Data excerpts
####

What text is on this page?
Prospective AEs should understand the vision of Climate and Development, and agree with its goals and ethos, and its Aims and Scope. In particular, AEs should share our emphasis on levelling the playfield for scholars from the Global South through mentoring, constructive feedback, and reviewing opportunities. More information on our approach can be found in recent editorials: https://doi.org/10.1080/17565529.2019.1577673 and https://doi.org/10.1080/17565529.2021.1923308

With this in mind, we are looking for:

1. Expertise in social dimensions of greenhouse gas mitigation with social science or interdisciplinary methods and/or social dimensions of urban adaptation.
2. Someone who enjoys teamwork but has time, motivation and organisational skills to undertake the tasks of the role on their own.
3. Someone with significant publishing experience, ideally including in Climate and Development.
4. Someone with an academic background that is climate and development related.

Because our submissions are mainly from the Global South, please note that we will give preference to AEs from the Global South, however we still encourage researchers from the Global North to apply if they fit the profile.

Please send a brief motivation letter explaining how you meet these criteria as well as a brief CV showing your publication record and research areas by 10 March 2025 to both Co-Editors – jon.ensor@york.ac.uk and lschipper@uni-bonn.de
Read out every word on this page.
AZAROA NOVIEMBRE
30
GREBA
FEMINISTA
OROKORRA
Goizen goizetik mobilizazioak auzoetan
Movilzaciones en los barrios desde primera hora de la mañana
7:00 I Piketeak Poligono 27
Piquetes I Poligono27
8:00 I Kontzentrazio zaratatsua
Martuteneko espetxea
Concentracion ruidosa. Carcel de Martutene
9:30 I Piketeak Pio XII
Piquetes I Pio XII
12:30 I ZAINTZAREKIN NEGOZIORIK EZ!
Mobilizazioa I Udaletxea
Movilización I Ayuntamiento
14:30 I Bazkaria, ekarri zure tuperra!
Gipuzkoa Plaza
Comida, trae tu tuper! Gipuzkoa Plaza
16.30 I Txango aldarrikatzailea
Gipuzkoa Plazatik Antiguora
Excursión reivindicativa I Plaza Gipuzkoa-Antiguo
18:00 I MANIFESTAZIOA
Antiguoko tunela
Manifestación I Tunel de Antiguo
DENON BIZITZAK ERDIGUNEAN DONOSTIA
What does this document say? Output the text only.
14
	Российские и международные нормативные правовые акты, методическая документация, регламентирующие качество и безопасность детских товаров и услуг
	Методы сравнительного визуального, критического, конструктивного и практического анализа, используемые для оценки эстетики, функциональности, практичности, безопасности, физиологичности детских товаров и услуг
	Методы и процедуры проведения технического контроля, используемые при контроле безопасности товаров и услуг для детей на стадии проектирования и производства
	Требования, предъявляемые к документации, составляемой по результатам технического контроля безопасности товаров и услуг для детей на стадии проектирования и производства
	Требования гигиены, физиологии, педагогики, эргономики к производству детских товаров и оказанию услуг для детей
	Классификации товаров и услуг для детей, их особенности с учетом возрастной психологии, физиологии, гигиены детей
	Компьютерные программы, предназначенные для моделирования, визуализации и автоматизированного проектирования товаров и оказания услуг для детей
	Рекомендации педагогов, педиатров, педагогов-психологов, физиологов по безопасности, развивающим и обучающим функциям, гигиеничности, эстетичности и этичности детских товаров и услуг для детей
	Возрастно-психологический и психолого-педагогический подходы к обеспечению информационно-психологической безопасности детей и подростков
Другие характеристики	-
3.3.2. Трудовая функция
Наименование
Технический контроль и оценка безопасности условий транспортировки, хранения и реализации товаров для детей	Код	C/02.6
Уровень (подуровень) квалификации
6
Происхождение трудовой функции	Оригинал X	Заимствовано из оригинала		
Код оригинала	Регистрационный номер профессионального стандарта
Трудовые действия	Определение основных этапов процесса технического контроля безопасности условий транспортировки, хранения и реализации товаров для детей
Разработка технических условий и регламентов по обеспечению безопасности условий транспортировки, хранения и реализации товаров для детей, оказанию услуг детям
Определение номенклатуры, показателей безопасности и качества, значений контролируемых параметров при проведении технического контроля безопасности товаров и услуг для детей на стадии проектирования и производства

####

(What is needed): Return the entries above exactly, each one complete.

(Complete answer):
What text is on this page?
Prospective AEs should understand the vision of Climate and Development, and agree with its goals and ethos, and its Aims and Scope. In particular, AEs should share our emphasis on levelling the playfield for scholars from the Global South through mentoring, constructive feedback, and reviewing opportunities. More information on our approach can be found in recent editorials: https://doi.org/10.1080/17565529.2019.1577673 and https://doi.org/10.1080/17565529.2021.1923308

With this in mind, we are looking for:

1. Expertise in social dimensions of greenhouse gas mitigation with social science or interdisciplinary methods and/or social dimensions of urban adaptation.
2. Someone who enjoys teamwork but has time, motivation and organisational skills to undertake the tasks of the role on their own.
3. Someone with significant publishing experience, ideally including in Climate and Development.
4. Someone with an academic background that is climate and development related.

Because our submissions are mainly from the Global South, please note that we will give preference to AEs from the Global South, however we still encourage researchers from the Global North to apply if they fit the profile.

Please send a brief motivation letter explaining how you meet these criteria as well as a brief CV showing your publication record and research areas by 10 March 2025 to both Co-Editors – jon.ensor@york.ac.uk and lschipper@uni-bonn.de
Read out every word on this page.
AZAROA NOVIEMBRE
30
GREBA
FEMINISTA
OROKORRA
Goizen goizetik mobilizazioak auzoetan
Movilzaciones en los barrios desde primera hora de la mañana
7:00 I Piketeak Poligono 27
Piquetes I Poligono27
8:00 I Kontzentrazio zaratatsua
Martuteneko espetxea
Concentracion ruidosa. Carcel de Martutene
9:30 I Piketeak Pio XII
Piquetes I Pio XII
12:30 I ZAINTZAREKIN NEGOZIORIK EZ!
Mobilizazioa I Udaletxea
Movilización I Ayuntamiento
14:30 I Bazkaria, ekarri zure tuperra!
Gipuzkoa Plaza
Comida, trae tu tuper! Gipuzkoa Plaza
16.30 I Txango aldarrikatzailea
Gipuzkoa Plazatik Antiguora
Excursión reivindicativa I Plaza Gipuzkoa-Antiguo
18:00 I MANIFESTAZIOA
Antiguoko tunela
Manifestación I Tunel de Antiguo
DENON BIZITZAK ERDIGUNEAN DONOSTIA
What does this document say? Output the text only.
14
	Российские и международные нормативные правовые акты, методическая документация, регламентирующие качество и безопасность детских товаров и услуг
	Методы сравнительного визуального, критического, конструктивного и практического анализа, используемые для оценки эстетики, функциональности, практичности, безопасности, физиологичности детских товаров и услуг
	Методы и процедуры проведения технического контроля, используемые при контроле безопасности товаров и услуг для детей на стадии проектирования и производства
	Требования, предъявляемые к документации, составляемой по результатам технического контроля безопасности товаров и услуг для детей на стадии проектирования и производства
	Требования гигиены, физиологии, педагогики, эргономики к производству детских товаров и оказанию услуг для детей
	Классификации товаров и услуг для детей, их особенности с учетом возрастной психологии, физиологии, гигиены детей
	Компьютерные программы, предназначенные для моделирования, визуализации и автоматизированного проектирования товаров и оказания услуг для детей
	Рекомендации педагогов, педиатров, педагогов-психологов, физиологов по безопасности, развивающим и обучающим функциям, гигиеничности, эстетичности и этичности детских товаров и услуг для детей
	Возрастно-психологический и психолого-педагогический подходы к обеспечению информационно-психологической безопасности детей и подростков
Другие характеристики	-
3.3.2. Трудовая функция
Наименование
Технический контроль и оценка безопасности условий транспортировки, хранения и реализации товаров для детей	Код	C/02.6
Уровень (подуровень) квалификации
6
Происхождение трудовой функции	Оригинал X	Заимствовано из оригинала		
Код оригинала	Регистрационный номер профессионального стандарта
Трудовые действия	Определение основных этапов процесса технического контроля безопасности условий транспортировки, хранения и реализации товаров для детей
Разработка технических условий и регламентов по обеспечению безопасности условий транспортировки, хранения и реализации товаров для детей, оказанию услуг детям
Определение номенклатуры, показателей безопасности и качества, значений контролируемых параметров при проведении технического контроля безопасности товаров и услуг для детей на стадии проектирования и производства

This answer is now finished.